▶ [Stored data entries]:

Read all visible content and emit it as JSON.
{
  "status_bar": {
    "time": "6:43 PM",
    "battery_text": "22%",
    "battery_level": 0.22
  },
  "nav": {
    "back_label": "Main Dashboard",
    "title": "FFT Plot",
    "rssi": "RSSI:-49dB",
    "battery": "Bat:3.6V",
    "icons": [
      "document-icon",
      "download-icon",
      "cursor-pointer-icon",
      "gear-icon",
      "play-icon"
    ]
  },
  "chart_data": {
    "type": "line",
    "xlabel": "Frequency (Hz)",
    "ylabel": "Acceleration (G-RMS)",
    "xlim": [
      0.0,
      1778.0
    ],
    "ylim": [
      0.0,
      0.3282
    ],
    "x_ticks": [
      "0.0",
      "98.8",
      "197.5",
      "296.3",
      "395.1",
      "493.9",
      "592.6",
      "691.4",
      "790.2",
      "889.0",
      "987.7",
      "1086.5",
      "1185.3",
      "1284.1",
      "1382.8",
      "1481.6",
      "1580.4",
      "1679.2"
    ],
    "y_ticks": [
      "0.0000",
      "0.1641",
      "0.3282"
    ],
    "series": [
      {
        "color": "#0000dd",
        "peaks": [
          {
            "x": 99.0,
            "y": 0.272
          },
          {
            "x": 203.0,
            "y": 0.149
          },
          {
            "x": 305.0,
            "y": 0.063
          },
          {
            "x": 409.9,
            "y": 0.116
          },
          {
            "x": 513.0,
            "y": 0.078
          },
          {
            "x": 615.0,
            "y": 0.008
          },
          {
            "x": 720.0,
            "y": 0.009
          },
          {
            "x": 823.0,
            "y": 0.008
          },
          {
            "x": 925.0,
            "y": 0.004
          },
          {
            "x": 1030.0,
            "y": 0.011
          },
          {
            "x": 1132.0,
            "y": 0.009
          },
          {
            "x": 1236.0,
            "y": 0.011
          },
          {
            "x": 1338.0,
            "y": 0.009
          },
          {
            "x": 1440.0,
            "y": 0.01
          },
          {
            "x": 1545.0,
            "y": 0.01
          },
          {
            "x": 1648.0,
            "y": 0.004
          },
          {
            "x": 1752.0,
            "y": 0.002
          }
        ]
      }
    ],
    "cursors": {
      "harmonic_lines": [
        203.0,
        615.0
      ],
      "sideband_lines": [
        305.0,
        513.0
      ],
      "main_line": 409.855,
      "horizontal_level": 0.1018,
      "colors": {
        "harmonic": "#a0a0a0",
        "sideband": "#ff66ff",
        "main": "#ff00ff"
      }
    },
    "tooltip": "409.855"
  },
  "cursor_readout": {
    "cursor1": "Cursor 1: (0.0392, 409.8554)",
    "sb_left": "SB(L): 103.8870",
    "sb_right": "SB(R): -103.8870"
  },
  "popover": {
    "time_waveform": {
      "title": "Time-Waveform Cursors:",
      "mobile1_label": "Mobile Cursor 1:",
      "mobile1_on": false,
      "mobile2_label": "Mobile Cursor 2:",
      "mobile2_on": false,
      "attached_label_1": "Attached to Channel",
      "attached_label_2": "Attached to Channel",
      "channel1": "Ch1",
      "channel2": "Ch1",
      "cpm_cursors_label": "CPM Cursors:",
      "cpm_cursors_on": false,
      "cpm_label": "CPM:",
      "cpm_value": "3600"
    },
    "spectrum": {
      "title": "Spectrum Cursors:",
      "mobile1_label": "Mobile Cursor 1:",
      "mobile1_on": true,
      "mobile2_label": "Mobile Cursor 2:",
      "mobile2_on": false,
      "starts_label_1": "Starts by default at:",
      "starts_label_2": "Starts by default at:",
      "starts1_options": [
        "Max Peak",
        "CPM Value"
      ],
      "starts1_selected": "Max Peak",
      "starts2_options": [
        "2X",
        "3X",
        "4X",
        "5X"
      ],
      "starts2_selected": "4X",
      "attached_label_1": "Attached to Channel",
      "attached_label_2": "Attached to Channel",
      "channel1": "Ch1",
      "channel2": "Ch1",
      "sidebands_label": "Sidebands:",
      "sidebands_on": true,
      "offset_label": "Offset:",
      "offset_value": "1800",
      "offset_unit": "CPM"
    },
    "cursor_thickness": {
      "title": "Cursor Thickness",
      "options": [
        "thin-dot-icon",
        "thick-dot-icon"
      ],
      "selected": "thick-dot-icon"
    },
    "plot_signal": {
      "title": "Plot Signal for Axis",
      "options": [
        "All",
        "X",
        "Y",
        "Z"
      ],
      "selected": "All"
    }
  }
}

▶ [STATED PROBLEM]:
Every entry must be output again, exactly as written above.

▶ [THE SOLUTION]:
Read all visible content and emit it as JSON.
{
  "status_bar": {
    "time": "6:43 PM",
    "battery_text": "22%",
    "battery_level": 0.22
  },
  "nav": {
    "back_label": "Main Dashboard",
    "title": "FFT Plot",
    "rssi": "RSSI:-49dB",
    "battery": "Bat:3.6V",
    "icons": [
      "document-icon",
      "download-icon",
      "cursor-pointer-icon",
      "gear-icon",
      "play-icon"
    ]
  },
  "chart_data": {
    "type": "line",
    "xlabel": "Frequency (Hz)",
    "ylabel": "Acceleration (G-RMS)",
    "xlim": [
      0.0,
      1778.0
    ],
    "ylim": [
      0.0,
      0.3282
    ],
    "x_ticks": [
      "0.0",
      "98.8",
      "197.5",
      "296.3",
      "395.1",
      "493.9",
      "592.6",
      "691.4",
      "790.2",
      "889.0",
      "987.7",
      "1086.5",
      "1185.3",
      "1284.1",
      "1382.8",
      "1481.6",
      "1580.4",
      "1679.2"
    ],
    "y_ticks": [
      "0.0000",
      "0.1641",
      "0.3282"
    ],
    "series": [
      {
        "color": "#0000dd",
        "peaks": [
          {
            "x": 99.0,
            "y": 0.272
          },
          {
            "x": 203.0,
            "y": 0.149
          },
          {
            "x": 305.0,
            "y": 0.063
          },
          {
            "x": 409.9,
            "y": 0.116
          },
          {
            "x": 513.0,
            "y": 0.078
          },
          {
            "x": 615.0,
            "y": 0.008
          },
          {
            "x": 720.0,
            "y": 0.009
          },
          {
            "x": 823.0,
            "y": 0.008
          },
          {
            "x": 925.0,
            "y": 0.004
          },
          {
            "x": 1030.0,
            "y": 0.011
          },
          {
            "x": 1132.0,
            "y": 0.009
          },
          {
            "x": 1236.0,
            "y": 0.011
          },
          {
            "x": 1338.0,
            "y": 0.009
          },
          {
            "x": 1440.0,
            "y": 0.01
          },
          {
            "x": 1545.0,
            "y": 0.01
          },
          {
            "x": 1648.0,
            "y": 0.004
          },
          {
            "x": 1752.0,
            "y": 0.002
          }
        ]
      }
    ],
    "cursors": {
      "harmonic_lines": [
        203.0,
        615.0
      ],
      "sideband_lines": [
        305.0,
        513.0
      ],
      "main_line": 409.855,
      "horizontal_level": 0.1018,
      "colors": {
        "harmonic": "#a0a0a0",
        "sideband": "#ff66ff",
        "main": "#ff00ff"
      }
    },
    "tooltip": "409.855"
  },
  "cursor_readout": {
    "cursor1": "Cursor 1: (0.0392, 409.8554)",
    "sb_left": "SB(L): 103.8870",
    "sb_right": "SB(R): -103.8870"
  },
  "popover": {
    "time_waveform": {
      "title": "Time-Waveform Cursors:",
      "mobile1_label": "Mobile Cursor 1:",
      "mobile1_on": false,
      "mobile2_label": "Mobile Cursor 2:",
      "mobile2_on": false,
      "attached_label_1": "Attached to Channel",
      "attached_label_2": "Attached to Channel",
      "channel1": "Ch1",
      "channel2": "Ch1",
      "cpm_cursors_label": "CPM Cursors:",
      "cpm_cursors_on": false,
      "cpm_label": "CPM:",
      "cpm_value": "3600"
    },
    "spectrum": {
      "title": "Spectrum Cursors:",
      "mobile1_label": "Mobile Cursor 1:",
      "mobile1_on": true,
      "mobile2_label": "Mobile Cursor 2:",
      "mobile2_on": false,
      "starts_label_1": "Starts by default at:",
      "starts_label_2": "Starts by default at:",
      "starts1_options": [
        "Max Peak",
        "CPM Value"
      ],
      "starts1_selected": "Max Peak",
      "starts2_options": [
        "2X",
        "3X",
        "4X",
        "5X"
      ],
      "starts2_selected": "4X",
      "attached_label_1": "Attached to Channel",
      "attached_label_2": "Attached to Channel",
      "channel1": "Ch1",
      "channel2": "Ch1",
      "sidebands_label": "Sidebands:",
      "sidebands_on": true,
      "offset_label": "Offset:",
      "offset_value": "1800",
      "offset_unit": "CPM"
    },
    "cursor_thickness": {
      "title": "Cursor Thickness",
      "options": [
        "thin-dot-icon",
        "thick-dot-icon"
      ],
      "selected": "thick-dot-icon"
    },
    "plot_signal": {
      "title": "Plot Signal for Axis",
      "options": [
        "All",
        "X",
        "Y",
        "Z"
      ],
      "selected": "All"
    }
  }
}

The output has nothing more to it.